FRAGMENTO DE TEXTO:
■ ■ ■ ■ ■ ■ ■
Maricarmen Rodríguez en "Al filo del desagüe" |
Maricarmen Rodríguez tiene una figura
lánguida, sublime y la más amorosa sonrisa. La conocí hace años, me decía que
era bailarina. Y sí, bailaba al caminar, pero en las tablas, sobre el
escenario, no la vi hasta ahora, cuando se ha desdoblado sobre su timidez para
ser otra, la ninfa, la deidad ágil como gacela, devoradora de emociones. No
tardé en conocer de su exitosa trayectoria en la Compañía Nacional de Danza
Contemporánea.
Hoy la he disfrutado en “Al filo del desagüe”, un apasionante monólogo o desahogo corporal,
una valiente apuesta coreográfica de danza moderna. Ha participado con esta
singular danza teatralizada sin diálogos verbales, pero si gestuales, en el X
Festival Internacional de Teatro de Santo Domingo, junto a dos representaciones
unipersonales, “Museum” y “Cuenta, Yova, cuenta” realizadas por Javich Peralta
e Ingrid Luciano respectivamente, bajo el título de “Tríptico”, en función
ofrecida en la Sala Julio Alberto Hernández del Gran Teatro Cibao, este jueves
13 de diciembre. Estoy gratamente sorprendido por el alto nivel de
profesionalidad exhibida en las tres cortas pero intensas representaciones. La
complicidad de años me ha obligado, en primera instancia, a mirar atentamente
el profesional danzar de la musa santiaguera. Oportunidad habrá para abordar
críticamente las otras conmovedoras y convincentes actuaciones.
Maricarmen, por su parte, logró encarnar
convincentemente a una mujer sometida, pero de sangre hirviente; con
movimientos de ninfa por un bosque de sombras y apena luces. Para su drama
danzado la música fue, más que fondo, argumento indispensable al ofrecer la
dramaturgia faltante, la provocación dramática, el perfume embriagante para la
pasión y la crisis existenciales dibujadas en la tridimensionalidad por su cuerpo
esbelto, elástico y vigoroso.
El vestuario y la escenografía, concebidos
por ella, no pudieron ser menos. Apenas un sillón de rojos cojines iluminado en
un plano medio y, al frente a la derecha, un árbol de pino sintético. Durante
toda la escenificación de “Al filo del desagüe”, la danzante Maricarmen apareció
apenas vestida con una bata negra transparentada y una braga carmesí que parecía
erotizarse en las rutinas de entregas sexuales indeseadas a las que obligan las
normas sociales. Después, este minimalista vestuario se amplió con un delantal
que, como referente visual de tradicionales roles, se hizo extensión de su pelo,
de su ser domesticado.
■ ■ ■ ■ ■ ■ ■
CONJUNTO DE DATOS:
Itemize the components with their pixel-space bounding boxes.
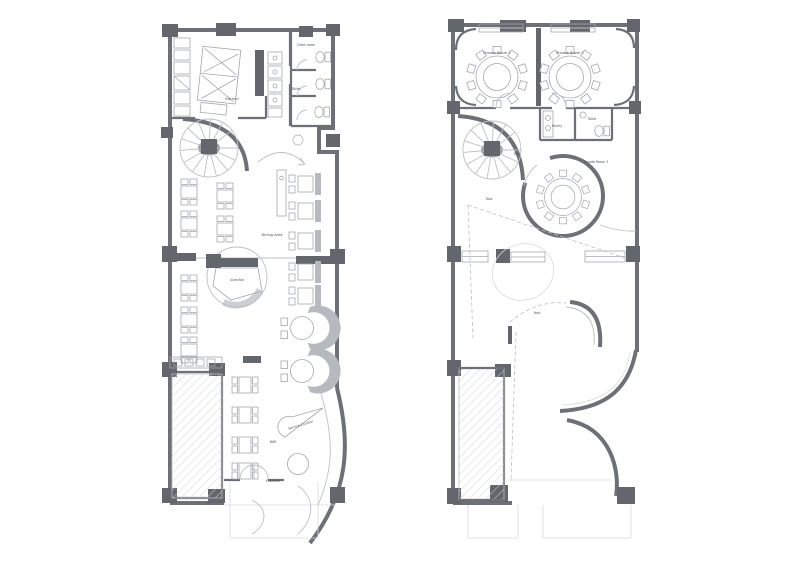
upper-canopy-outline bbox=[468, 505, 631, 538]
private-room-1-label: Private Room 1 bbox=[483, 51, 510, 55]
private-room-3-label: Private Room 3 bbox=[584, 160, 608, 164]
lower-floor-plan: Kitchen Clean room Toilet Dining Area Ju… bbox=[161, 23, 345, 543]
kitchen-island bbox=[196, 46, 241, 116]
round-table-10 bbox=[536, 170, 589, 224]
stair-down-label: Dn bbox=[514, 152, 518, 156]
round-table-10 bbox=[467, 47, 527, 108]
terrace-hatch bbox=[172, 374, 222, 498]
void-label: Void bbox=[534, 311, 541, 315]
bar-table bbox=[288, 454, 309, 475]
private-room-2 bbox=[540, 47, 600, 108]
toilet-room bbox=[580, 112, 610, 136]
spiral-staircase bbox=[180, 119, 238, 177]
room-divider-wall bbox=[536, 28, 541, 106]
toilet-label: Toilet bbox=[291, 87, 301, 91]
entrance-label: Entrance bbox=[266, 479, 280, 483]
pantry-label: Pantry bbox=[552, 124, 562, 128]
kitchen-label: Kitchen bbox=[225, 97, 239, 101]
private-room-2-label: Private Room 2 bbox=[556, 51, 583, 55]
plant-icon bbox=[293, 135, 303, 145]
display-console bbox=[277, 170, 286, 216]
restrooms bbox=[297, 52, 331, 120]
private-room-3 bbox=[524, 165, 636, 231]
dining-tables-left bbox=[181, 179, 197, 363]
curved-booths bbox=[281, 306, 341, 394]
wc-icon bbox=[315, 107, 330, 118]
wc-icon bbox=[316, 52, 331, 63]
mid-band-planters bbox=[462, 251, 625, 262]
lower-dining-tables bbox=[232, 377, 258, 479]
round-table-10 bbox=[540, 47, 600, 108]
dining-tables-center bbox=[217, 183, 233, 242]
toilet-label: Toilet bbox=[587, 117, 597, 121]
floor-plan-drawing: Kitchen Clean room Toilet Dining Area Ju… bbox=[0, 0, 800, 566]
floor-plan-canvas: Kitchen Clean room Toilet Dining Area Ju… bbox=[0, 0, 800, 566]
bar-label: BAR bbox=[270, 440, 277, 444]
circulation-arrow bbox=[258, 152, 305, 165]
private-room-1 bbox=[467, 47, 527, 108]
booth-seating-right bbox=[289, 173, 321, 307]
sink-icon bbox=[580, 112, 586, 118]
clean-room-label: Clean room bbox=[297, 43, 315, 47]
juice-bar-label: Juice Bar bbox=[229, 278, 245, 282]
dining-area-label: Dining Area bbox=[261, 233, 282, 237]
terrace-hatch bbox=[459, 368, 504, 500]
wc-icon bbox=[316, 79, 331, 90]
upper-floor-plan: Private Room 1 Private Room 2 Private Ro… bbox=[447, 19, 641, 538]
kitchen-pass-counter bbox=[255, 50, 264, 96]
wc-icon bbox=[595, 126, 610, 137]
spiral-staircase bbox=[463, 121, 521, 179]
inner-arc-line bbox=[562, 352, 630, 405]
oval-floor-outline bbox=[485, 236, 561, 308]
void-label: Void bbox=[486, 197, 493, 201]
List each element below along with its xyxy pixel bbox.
■ ■ ■ ■ ■ ■ ■
TAREAS A REALIZAR:
[A] Indica si cada afirmación concuerda con la reseña sobre «Al filo del desagüe»: (i) la función se ofreció en la Sala Julio Alberto Hernández del Gran Teatro Cibao; (ii) el vestuario y la escenografía fueron concebidos por otra persona; (iii) la pieza incluye diálogos verbales. Responde sí o no a cada una y cita las palabras de la reseña que lo deciden.
[B] Repite literalmente todo lo que va en la reseña sobre «Al filo del desagüe» desde "Maricarmen, por su" hasta "elástico y vigoroso.".
[C] Retoma la reseña sobre «Al filo del desagüe» a partir de su última frase y continúala.
Las filas no tienen ningún papel en esto.

RESULTADOS FINALES:
[A]
(i) Sí: "en función ofrecida en la Sala Julio Alberto Hernández del Gran Teatro Cibao".
(ii) No: "El vestuario y la escenografía, concebidos por ella".
(iii) No: "sin diálogos verbales, pero si gestuales".

[B]
Maricarmen, por su parte, logró encarnar
convincentemente a una mujer sometida, pero de sangre hirviente; con
movimientos de ninfa por un bosque de sombras y apena luces. Para su drama
danzado la música fue, más que fondo, argumento indispensable al ofrecer la
dramaturgia faltante, la provocación dramática, el perfume embriagante para la
pasión y la crisis existenciales dibujadas en la tridimensionalidad por su cuerpo
esbelto, elástico y vigoroso.

[C]
Durante toda la función, de los que nos
habló el rostro dolorido y el grácil cuerpo tensado armónicamente como cuerda
de acero, fue del peregrinar de su género, del femenino, enfrentado al mundo
hostil y discriminante que cantó Aída Cartagena Portalatín en su poema “Una
mujer está sola”. La danzante, indecisa, expectante, inició su insólito danzar reajustando obsesivamente su segunda piel, el ropaje de los convencionalismos, mostrando su
inconformidad contra los contranaturales corsés que le impone la sociedad a la
mujer para ocultar su corporeidad sexualizada. En este contexto de autorregulación,
de represión autómata, con una presencia que lo inundó todo resonó una
“Serenata Cubana” tocada por los dedos ciegos de Frank Emilio Flynn. Estremecían
aquellos acordes clásicos, rápidos, expresivos, aquellos adornados arpegios
gorgojeantes que enmarcaban el ingenuo coqueteo de quien, asintiendo
maquinalmente en la espera (del tren, el autobús, la pareja, de Godot o algún
sentido de la vida), resignadamente se entregaba al azar.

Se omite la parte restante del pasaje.